Texte du document.
Je reviens avec ce livre, Laëtitia, écrit magnifiquement par Ivan Jablonka. C’est un livre bouleversant, d’abord parce qu’il s’agit de la mort d’une jeune fille, assassinée en 2011, mais aussi parce qu’Ivan Jablonka y fait un travail remarquable. On en sort avec le sentiment que même au milieu des horreurs les plus incompréhensibles, il y a toujours des hommes de bien qui vibrent d’intelligence et d’humanité. En aidant Laëtitia à réintégrer la communauté des hommes, cet écrivain nous aide aussi à ne pas désespérer complètement. Depuis, j’ai lu aussi En camping car, plus léger par son sujet mais tout aussi riche et dont je parlerai plus tard. Et je veux maintenant lire Histoire des grands-parents que je n’ai pas eus. Lire tout ce qu’a écrit Ivan Jablonka.
« Laëtitia Perrais n’a pas vécu pour devenir une péripétie dans la vie de son meurtrier, ni un discours à l’ère Sarkozy. Je rêve Laëtitia comme si elle était absente, retirée dans un lieu qui lui plaît, à l’abri des regards. Je ne fantasme pas les morts; j’essaie d’enregistrer à la surface de l’eau, les cercles éphémères qu’on laissés les êtres en coulant à pic. »
Il faut lire ce livre.
Et ensuite, (dans cet ordre à mon avis), il faut écouter le très bel entretien mené par Laure Adler au moment où ce livre est sorti, entendre les voix d’Ivan Jablonka, de Michel Foucault, de Florence Aubenas, les chansons qu’écoutait Laëtitia. Je ne m’attendais pas à ce qu’elle ait aimé Véronique Sanson, parce que ce n’est pas son époque du tout. Ivan Jablonka a retrouvé toutes ces traces pour dessiner ce beau portrait.
Ce portrait, passionnant parce qu’il est mis en perspective, est aussi celui d’une époque, d’une France des petits, d’« un monde où les femmes se font injurier, harceler, frapper, violer, tuer », où des enfants grandissent dans des familles déglinguées.

Consigne A. Recopiez le passage du billet sur Laëtitia qui va de « Il faut lire » à « ce beau portrait. ».
Consigne B.
Répondez à ces questions sur le billet sur Laëtitia.
(i) En quelle année Laëtitia a-t-elle été assassinée ?
(ii) Qui a mené l'entretien au moment de la sortie du livre ?
(iii) Quelle chanteuse Laëtitia aimait-elle ?
Consigne C.
Indiquez si chacune de ces affirmations s'accorde avec le billet sur Laëtitia.
(i) En camping car est présenté comme plus léger par son sujet.
(ii) L'auteur du billet a déjà lu Histoire des grands-parents que je n'ai pas eus.
(iii) L'auteur du billet s'attendait à ce que Laëtitia aime Véronique Sanson.
Les lignes placées ensuite n'ont aucun rôle dans ce travail.

(Entrées d'un jeu de données)

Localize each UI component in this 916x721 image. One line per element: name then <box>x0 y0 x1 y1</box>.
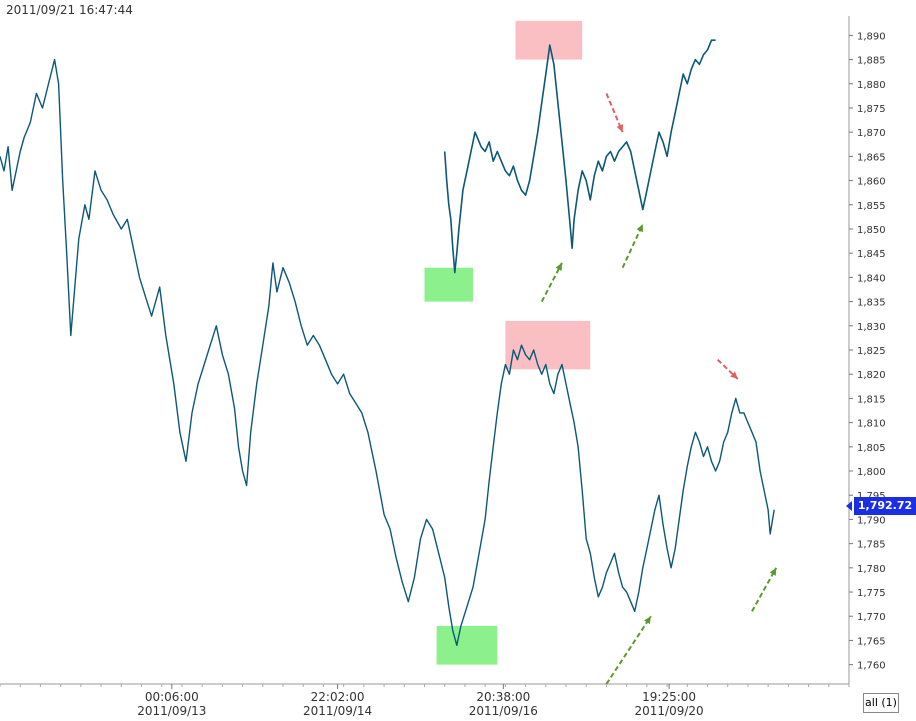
inset-series-line <box>443 39 716 274</box>
y-tick-label: 1,870 <box>857 128 886 139</box>
highlight-box <box>424 267 474 302</box>
y-tick-label: 1,835 <box>857 298 886 309</box>
y-tick-label: 1,830 <box>857 322 886 333</box>
y-tick-label: 1,815 <box>857 394 886 405</box>
y-tick-label: 1,850 <box>857 225 886 236</box>
x-tick-date: 2011/09/20 <box>635 704 704 718</box>
main-series <box>0 58 775 646</box>
y-tick-label: 1,800 <box>857 467 886 478</box>
annotation-arrow <box>621 223 644 269</box>
last-price-tag: 1,792.72 <box>854 497 916 515</box>
y-tick-label: 1,845 <box>857 249 886 260</box>
highlight-box <box>436 625 498 665</box>
y-tick-label: 1,790 <box>857 515 886 526</box>
highlight-box <box>505 320 591 370</box>
annotation-arrow <box>716 358 739 380</box>
y-tick-label: 1,855 <box>857 201 886 212</box>
x-tick-date: 2011/09/13 <box>137 704 206 718</box>
y-tick-label: 1,760 <box>857 661 886 672</box>
x-tick-date: 2011/09/16 <box>469 704 538 718</box>
chart-grid <box>0 16 850 685</box>
x-tick-time: 20:38:00 <box>476 690 530 704</box>
chart-timestamp: 2011/09/21 16:47:44 <box>6 3 133 17</box>
y-tick-label: 1,880 <box>857 80 886 91</box>
annotation-arrow <box>751 567 778 612</box>
main-series-line <box>0 58 775 646</box>
y-tick-label: 1,875 <box>857 104 886 115</box>
price-pointer-icon <box>846 501 852 511</box>
y-tick-label: 1,860 <box>857 177 886 188</box>
y-tick-label: 1,770 <box>857 612 886 623</box>
annotation-arrow <box>605 615 652 685</box>
inset-series <box>443 39 716 274</box>
x-tick-date: 2011/09/14 <box>303 704 372 718</box>
y-tick-label: 1,765 <box>857 636 886 647</box>
y-tick-label: 1,775 <box>857 588 886 599</box>
arrow-head <box>616 124 624 133</box>
arrow-head <box>636 224 643 233</box>
y-tick-label: 1,795 <box>857 491 886 502</box>
y-tick-label: 1,885 <box>857 56 886 67</box>
arrow-head <box>644 616 651 625</box>
x-tick-time: 19:25:00 <box>642 690 696 704</box>
y-tick-label: 1,810 <box>857 419 886 430</box>
annotation-arrows <box>540 93 778 685</box>
x-tick-time: 22:02:00 <box>311 690 365 704</box>
annotation-arrow <box>540 262 563 303</box>
y-tick-label: 1,785 <box>857 540 886 551</box>
highlight-boxes <box>424 20 591 665</box>
y-tick-label: 1,890 <box>857 31 886 42</box>
x-tick-time: 00:06:00 <box>145 690 199 704</box>
y-tick-label: 1,805 <box>857 443 886 454</box>
y-tick-label: 1,780 <box>857 564 886 575</box>
arrow-head <box>730 371 738 380</box>
y-tick-label: 1,865 <box>857 152 886 163</box>
all-button[interactable]: all (1) <box>863 693 899 713</box>
y-tick-label: 1,840 <box>857 273 886 284</box>
arrow-head <box>555 262 562 271</box>
y-tick-label: 1,820 <box>857 370 886 381</box>
y-axis: 1,760 1,765 1,770 1,775 1,780 1,785 1,790 1,795… <box>849 31 886 672</box>
y-tick-label: 1,825 <box>857 346 886 357</box>
arrow-head <box>769 567 777 576</box>
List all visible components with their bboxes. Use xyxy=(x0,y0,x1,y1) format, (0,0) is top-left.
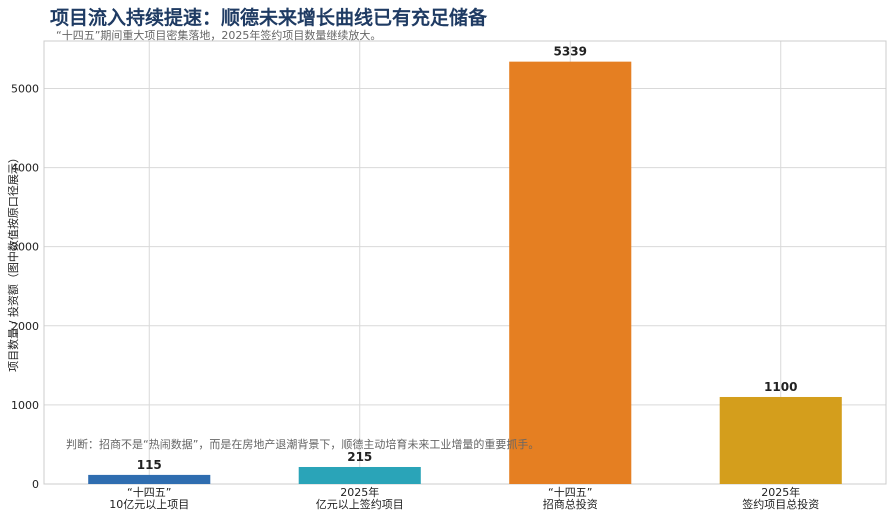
y-tick-label: 3000 xyxy=(11,241,39,254)
value-label: 115 xyxy=(137,458,162,472)
y-tick-label: 5000 xyxy=(11,82,39,95)
bar xyxy=(88,474,211,484)
value-labels: 115 215 5339 1100 xyxy=(137,45,798,472)
x-tick-label: 2025年 xyxy=(340,485,379,499)
y-tick-label: 0 xyxy=(32,478,39,491)
y-tick-label: 4000 xyxy=(11,162,39,175)
value-label: 215 xyxy=(347,450,372,464)
x-tick-label: 2025年 xyxy=(761,485,800,499)
y-axis-ticks: 0 1000 2000 3000 4000 5000 xyxy=(11,82,39,491)
bar xyxy=(509,61,632,484)
chart-title: 项目流入持续提速：顺德未来增长曲线已有充足储备 xyxy=(50,6,488,29)
x-axis-ticks: “十四五”10亿元以上项目2025年亿元以上签约项目“十四五”招商总投资2025… xyxy=(109,485,819,511)
x-tick-label: “十四五” xyxy=(548,485,592,499)
bars xyxy=(88,61,842,484)
plot-frame xyxy=(43,40,887,485)
x-tick-label: 签约项目总投资 xyxy=(742,497,819,511)
x-tick-label: “十四五” xyxy=(127,485,171,499)
y-tick-label: 2000 xyxy=(11,320,39,333)
annotation-note: 判断：招商不是“热闹数据”，而是在房地产退潮背景下，顺德主动培育未来工业增量的重… xyxy=(66,437,539,451)
y-axis-label: 项目数量 / 投资额（图中数值按原口径展示） xyxy=(6,152,20,372)
bar xyxy=(298,466,421,484)
bar xyxy=(719,396,842,484)
value-label: 5339 xyxy=(554,45,587,59)
x-tick-label: 亿元以上签约项目 xyxy=(316,497,404,511)
x-tick-label: 10亿元以上项目 xyxy=(109,498,189,511)
chart-subtitle: “十四五”期间重大项目密集落地，2025年签约项目数量继续放大。 xyxy=(56,28,381,42)
value-label: 1100 xyxy=(764,380,797,394)
y-tick-label: 1000 xyxy=(11,399,39,412)
x-tick-label: 招商总投资 xyxy=(543,497,598,511)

Réponse complète A.
Il faut lire ce livre.
Et ensuite, (dans cet ordre à mon avis), il faut écouter le très bel entretien mené par Laure Adler au moment où ce livre est sorti, entendre les voix d’Ivan Jablonka, de Michel Foucault, de Florence Aubenas, les chansons qu’écoutait Laëtitia. Je ne m’attendais pas à ce qu’elle ait aimé Véronique Sanson, parce que ce n’est pas son époque du tout. Ivan Jablonka a retrouvé toutes ces traces pour dessiner ce beau portrait.

Réponse complète B.
(i) En 2011.
(ii) Laure Adler.
(iii) Véronique Sanson.

Réponse complète C.
(i) Oui : « plus léger par son sujet mais tout aussi riche »
(ii) Non : « Et je veux maintenant lire Histoire des grands-parents que je n’ai pas eus. »
(iii) Non : « Je ne m’attendais pas à ce qu’elle ait aimé Véronique Sanson »